Data records
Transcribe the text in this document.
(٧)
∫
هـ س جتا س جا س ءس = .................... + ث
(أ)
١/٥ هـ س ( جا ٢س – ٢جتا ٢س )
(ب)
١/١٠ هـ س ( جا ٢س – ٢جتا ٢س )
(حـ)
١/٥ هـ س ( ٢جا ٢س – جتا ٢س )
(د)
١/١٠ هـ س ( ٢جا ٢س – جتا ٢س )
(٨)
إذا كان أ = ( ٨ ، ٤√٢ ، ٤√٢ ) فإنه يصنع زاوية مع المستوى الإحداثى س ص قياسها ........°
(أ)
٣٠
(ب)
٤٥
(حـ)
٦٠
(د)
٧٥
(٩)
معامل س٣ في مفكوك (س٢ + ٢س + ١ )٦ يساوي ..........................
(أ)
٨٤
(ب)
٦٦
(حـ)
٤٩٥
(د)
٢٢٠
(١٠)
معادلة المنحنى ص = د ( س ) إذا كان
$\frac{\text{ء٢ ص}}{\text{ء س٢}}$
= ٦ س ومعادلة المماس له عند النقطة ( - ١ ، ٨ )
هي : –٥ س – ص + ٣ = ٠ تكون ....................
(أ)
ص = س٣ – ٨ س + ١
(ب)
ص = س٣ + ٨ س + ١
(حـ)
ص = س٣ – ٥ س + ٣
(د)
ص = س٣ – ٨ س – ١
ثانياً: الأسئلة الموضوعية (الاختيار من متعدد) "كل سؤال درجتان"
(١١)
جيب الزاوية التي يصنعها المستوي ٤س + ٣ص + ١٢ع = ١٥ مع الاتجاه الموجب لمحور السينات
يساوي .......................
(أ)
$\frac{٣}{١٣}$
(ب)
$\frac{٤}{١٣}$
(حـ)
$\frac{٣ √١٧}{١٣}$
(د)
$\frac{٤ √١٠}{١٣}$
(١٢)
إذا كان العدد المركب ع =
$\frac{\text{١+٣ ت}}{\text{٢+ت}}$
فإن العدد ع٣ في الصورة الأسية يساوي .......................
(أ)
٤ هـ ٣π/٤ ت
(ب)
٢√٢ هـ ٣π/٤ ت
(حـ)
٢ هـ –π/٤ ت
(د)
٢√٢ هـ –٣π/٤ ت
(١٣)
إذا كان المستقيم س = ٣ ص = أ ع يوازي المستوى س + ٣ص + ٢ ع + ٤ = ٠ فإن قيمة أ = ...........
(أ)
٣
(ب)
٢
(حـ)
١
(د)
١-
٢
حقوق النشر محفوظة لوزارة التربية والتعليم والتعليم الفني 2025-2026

◆ Challenge ◆
Using the records above, copy each line that contains "frac".

◆ Result ◆
$\frac{\text{ء٢ ص}}{\text{ء س٢}}$
$\frac{٣}{١٣}$
$\frac{٤}{١٣}$
$\frac{٣ √١٧}{١٣}$
$\frac{٤ √١٠}{١٣}$
$\frac{\text{١+٣ ت}}{\text{٢+ت}}$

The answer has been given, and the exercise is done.